**Extracts from a graphics dataset**
* * * * * * *

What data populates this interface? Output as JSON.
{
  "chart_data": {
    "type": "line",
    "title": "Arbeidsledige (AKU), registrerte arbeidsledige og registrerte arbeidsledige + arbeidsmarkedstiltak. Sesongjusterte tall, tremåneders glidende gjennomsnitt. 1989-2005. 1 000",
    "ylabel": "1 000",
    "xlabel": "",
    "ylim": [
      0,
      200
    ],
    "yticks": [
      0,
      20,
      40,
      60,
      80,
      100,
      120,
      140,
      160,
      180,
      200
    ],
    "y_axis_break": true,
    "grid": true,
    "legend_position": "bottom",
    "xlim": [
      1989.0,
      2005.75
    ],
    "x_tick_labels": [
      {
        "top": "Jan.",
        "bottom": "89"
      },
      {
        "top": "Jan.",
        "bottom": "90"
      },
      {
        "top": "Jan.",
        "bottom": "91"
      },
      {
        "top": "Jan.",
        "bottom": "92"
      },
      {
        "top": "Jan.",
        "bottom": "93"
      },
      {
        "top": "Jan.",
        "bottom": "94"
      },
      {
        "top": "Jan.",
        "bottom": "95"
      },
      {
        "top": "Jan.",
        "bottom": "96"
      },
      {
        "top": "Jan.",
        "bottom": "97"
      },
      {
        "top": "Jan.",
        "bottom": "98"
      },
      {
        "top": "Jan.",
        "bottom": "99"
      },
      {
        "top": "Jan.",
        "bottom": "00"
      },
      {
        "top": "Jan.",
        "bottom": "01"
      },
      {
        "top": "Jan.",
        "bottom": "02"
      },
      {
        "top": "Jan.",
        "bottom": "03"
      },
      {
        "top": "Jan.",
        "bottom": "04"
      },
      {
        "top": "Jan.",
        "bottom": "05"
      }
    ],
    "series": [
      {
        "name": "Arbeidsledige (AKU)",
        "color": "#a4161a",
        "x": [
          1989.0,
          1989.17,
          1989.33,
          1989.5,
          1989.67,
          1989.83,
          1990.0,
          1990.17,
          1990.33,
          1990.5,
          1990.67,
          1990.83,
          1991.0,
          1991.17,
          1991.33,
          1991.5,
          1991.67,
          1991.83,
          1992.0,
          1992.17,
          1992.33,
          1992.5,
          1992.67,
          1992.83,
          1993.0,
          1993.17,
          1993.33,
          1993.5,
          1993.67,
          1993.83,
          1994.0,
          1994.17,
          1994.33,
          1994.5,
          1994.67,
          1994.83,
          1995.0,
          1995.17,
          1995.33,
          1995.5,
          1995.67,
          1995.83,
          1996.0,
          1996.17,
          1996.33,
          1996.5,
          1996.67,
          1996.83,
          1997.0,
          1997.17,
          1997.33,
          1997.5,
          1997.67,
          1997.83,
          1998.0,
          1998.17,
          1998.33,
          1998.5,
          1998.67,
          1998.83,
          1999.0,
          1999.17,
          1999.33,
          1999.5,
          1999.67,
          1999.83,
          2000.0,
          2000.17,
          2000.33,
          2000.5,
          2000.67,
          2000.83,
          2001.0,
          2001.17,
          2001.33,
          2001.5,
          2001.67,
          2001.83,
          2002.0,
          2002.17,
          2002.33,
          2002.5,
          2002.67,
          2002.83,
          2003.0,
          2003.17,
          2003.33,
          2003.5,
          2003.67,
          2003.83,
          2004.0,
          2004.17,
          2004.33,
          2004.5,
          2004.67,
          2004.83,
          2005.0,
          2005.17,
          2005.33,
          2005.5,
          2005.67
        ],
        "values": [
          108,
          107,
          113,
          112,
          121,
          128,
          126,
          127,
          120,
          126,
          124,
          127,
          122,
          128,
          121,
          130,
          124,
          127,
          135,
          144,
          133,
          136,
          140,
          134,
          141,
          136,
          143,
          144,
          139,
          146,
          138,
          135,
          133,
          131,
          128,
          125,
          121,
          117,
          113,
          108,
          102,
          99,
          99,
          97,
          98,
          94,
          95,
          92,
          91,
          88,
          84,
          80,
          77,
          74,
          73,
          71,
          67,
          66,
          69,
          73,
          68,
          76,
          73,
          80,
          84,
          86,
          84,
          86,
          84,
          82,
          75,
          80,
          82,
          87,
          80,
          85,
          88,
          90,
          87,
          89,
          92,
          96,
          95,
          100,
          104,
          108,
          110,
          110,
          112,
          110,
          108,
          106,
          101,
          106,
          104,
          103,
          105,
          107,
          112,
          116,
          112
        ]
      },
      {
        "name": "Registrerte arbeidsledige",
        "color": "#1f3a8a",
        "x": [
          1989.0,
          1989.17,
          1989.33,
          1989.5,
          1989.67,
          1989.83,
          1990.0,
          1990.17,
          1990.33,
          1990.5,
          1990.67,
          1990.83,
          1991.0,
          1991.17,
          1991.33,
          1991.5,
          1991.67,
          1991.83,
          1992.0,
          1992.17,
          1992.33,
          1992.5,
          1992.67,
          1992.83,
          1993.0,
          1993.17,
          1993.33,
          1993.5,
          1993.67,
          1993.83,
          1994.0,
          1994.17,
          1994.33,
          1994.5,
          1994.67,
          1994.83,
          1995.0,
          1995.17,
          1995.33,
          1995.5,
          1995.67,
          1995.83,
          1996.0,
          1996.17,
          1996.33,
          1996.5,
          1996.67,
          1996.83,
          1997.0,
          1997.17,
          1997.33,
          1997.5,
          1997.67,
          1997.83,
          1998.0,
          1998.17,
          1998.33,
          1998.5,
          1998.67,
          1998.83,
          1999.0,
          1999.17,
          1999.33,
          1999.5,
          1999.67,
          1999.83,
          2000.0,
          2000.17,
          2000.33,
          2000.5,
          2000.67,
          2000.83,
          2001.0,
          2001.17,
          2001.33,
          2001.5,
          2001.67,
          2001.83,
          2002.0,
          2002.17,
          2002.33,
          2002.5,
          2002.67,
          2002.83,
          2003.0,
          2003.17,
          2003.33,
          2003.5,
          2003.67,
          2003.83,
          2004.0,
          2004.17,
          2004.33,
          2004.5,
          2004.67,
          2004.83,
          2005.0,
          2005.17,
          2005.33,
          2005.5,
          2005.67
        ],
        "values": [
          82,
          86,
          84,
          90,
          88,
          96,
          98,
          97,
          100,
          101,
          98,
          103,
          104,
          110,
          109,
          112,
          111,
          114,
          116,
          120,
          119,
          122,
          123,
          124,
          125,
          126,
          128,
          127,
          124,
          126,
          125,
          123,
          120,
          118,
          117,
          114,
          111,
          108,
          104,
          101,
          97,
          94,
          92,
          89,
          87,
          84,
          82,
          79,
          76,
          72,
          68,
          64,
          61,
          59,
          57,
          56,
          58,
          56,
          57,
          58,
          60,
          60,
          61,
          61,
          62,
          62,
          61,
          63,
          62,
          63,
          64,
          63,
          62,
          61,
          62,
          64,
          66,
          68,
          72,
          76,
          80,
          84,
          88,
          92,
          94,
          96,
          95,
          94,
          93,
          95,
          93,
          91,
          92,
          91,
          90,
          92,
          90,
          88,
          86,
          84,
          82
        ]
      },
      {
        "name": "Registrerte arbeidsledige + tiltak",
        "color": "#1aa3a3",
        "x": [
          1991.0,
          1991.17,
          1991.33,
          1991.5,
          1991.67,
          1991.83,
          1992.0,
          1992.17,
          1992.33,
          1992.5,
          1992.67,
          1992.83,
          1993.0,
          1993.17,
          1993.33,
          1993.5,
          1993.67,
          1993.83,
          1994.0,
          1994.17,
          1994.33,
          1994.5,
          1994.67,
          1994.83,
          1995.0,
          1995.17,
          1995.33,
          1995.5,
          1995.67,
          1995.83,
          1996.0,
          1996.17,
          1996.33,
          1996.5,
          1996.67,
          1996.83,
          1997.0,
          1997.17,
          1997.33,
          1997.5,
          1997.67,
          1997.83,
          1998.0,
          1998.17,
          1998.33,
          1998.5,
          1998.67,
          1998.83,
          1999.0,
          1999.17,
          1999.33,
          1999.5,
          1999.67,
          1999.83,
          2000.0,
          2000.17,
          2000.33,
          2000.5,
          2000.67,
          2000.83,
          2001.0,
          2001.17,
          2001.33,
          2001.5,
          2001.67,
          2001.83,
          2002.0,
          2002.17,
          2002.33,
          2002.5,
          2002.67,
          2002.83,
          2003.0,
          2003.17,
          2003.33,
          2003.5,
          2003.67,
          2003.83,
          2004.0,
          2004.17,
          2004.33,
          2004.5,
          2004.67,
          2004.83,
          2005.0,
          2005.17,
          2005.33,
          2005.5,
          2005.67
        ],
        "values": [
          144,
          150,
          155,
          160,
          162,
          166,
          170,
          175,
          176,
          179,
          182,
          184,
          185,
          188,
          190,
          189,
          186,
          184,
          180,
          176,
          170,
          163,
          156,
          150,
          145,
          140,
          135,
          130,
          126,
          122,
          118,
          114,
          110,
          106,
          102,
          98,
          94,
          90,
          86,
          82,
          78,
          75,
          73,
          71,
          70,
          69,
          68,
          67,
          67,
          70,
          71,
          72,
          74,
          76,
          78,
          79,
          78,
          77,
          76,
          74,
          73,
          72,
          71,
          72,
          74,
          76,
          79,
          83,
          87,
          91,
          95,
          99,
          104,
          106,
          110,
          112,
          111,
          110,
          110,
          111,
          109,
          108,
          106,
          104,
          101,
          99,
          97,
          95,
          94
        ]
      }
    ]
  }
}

* * * * * * *

**EXERCISE REQUIREMENTS**
Using the listing above, return all lines where the word "color" occurs.

**CORRECT ANSWER**
        "color": "#a4161a",
        "color": "#1f3a8a",
        "color": "#1aa3a3",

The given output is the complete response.